[Data entries for graphics]
== == ==

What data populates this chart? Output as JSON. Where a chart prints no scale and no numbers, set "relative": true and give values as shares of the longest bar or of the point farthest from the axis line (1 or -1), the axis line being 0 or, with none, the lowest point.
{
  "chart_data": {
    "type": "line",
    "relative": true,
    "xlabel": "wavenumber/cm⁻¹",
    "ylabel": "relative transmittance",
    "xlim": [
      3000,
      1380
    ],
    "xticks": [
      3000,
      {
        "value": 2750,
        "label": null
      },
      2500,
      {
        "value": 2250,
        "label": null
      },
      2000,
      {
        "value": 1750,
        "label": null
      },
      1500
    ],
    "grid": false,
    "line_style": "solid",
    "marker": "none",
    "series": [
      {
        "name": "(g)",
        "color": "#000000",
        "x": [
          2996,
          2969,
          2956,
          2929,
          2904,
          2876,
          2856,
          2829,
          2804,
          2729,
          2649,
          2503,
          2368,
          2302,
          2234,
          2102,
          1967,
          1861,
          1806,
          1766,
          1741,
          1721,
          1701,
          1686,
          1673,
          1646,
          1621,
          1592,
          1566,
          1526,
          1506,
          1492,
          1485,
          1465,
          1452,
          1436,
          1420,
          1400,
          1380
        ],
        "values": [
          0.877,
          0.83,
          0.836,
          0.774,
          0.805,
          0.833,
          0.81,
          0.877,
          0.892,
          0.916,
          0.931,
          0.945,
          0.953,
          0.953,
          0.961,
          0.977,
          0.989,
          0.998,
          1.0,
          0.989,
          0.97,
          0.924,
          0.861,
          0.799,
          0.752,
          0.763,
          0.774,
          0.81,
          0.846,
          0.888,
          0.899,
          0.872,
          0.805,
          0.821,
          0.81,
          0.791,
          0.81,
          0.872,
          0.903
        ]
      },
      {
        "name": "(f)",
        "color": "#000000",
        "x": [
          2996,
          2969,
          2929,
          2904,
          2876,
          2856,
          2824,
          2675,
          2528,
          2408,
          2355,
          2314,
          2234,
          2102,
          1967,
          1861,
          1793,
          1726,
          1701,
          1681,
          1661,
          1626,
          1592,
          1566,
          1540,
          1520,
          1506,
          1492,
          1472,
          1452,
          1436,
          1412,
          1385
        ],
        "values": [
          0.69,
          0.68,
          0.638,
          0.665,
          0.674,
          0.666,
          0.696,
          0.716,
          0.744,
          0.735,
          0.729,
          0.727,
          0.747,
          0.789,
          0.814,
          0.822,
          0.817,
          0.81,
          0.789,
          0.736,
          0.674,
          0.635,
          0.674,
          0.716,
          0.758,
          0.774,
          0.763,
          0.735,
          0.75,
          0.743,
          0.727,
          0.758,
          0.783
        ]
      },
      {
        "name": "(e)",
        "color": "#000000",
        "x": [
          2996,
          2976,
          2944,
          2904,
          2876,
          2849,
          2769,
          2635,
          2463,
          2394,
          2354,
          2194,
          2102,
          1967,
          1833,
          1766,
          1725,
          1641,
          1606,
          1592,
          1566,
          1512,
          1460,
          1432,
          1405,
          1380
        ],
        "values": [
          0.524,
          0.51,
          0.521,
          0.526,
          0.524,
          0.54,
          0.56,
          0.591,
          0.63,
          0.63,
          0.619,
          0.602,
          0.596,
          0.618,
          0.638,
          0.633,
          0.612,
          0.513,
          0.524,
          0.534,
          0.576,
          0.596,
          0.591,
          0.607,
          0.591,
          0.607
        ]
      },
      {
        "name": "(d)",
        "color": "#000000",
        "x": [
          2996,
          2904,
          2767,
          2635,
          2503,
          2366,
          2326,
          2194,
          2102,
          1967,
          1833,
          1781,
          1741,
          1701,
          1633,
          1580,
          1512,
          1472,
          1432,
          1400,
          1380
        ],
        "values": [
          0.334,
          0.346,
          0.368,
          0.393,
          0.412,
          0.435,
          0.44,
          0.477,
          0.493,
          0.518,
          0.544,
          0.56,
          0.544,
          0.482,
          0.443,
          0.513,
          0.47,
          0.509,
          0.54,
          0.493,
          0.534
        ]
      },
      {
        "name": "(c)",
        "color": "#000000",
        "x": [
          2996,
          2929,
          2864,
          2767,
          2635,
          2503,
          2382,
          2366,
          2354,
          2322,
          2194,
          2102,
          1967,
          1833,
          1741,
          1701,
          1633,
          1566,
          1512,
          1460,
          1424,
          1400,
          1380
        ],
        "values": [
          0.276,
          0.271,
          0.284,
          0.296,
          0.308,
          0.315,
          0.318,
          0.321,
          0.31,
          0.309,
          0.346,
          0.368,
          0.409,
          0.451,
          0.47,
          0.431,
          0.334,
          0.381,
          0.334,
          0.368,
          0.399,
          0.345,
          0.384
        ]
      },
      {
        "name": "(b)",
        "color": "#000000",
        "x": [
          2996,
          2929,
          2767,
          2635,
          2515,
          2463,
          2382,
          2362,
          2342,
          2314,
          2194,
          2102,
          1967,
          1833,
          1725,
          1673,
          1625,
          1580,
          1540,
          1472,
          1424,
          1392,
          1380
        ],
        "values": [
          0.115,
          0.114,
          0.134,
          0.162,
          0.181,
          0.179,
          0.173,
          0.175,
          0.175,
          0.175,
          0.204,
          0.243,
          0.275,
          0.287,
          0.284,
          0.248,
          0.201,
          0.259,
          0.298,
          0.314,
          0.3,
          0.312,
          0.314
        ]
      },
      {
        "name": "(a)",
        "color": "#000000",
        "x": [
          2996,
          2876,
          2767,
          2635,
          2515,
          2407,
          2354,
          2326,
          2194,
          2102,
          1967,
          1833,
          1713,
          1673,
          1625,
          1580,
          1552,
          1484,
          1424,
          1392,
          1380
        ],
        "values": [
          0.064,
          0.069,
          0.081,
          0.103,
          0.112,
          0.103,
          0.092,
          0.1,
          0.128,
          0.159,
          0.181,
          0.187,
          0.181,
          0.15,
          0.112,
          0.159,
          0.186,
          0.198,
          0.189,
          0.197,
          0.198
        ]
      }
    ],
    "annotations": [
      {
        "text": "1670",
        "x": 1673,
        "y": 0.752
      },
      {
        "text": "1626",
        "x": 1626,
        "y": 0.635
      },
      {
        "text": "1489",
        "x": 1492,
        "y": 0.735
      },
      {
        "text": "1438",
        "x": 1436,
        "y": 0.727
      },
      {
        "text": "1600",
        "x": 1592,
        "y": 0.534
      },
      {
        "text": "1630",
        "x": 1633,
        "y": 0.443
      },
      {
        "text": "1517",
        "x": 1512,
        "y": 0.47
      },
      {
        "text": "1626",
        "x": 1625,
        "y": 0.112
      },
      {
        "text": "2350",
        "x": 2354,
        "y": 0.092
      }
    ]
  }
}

== == ==

### YOUR OBJECTIVE
From the records above, how many lines include the word "true"? Only the number is wanted.

### REPLY TO THE EXERCISE
2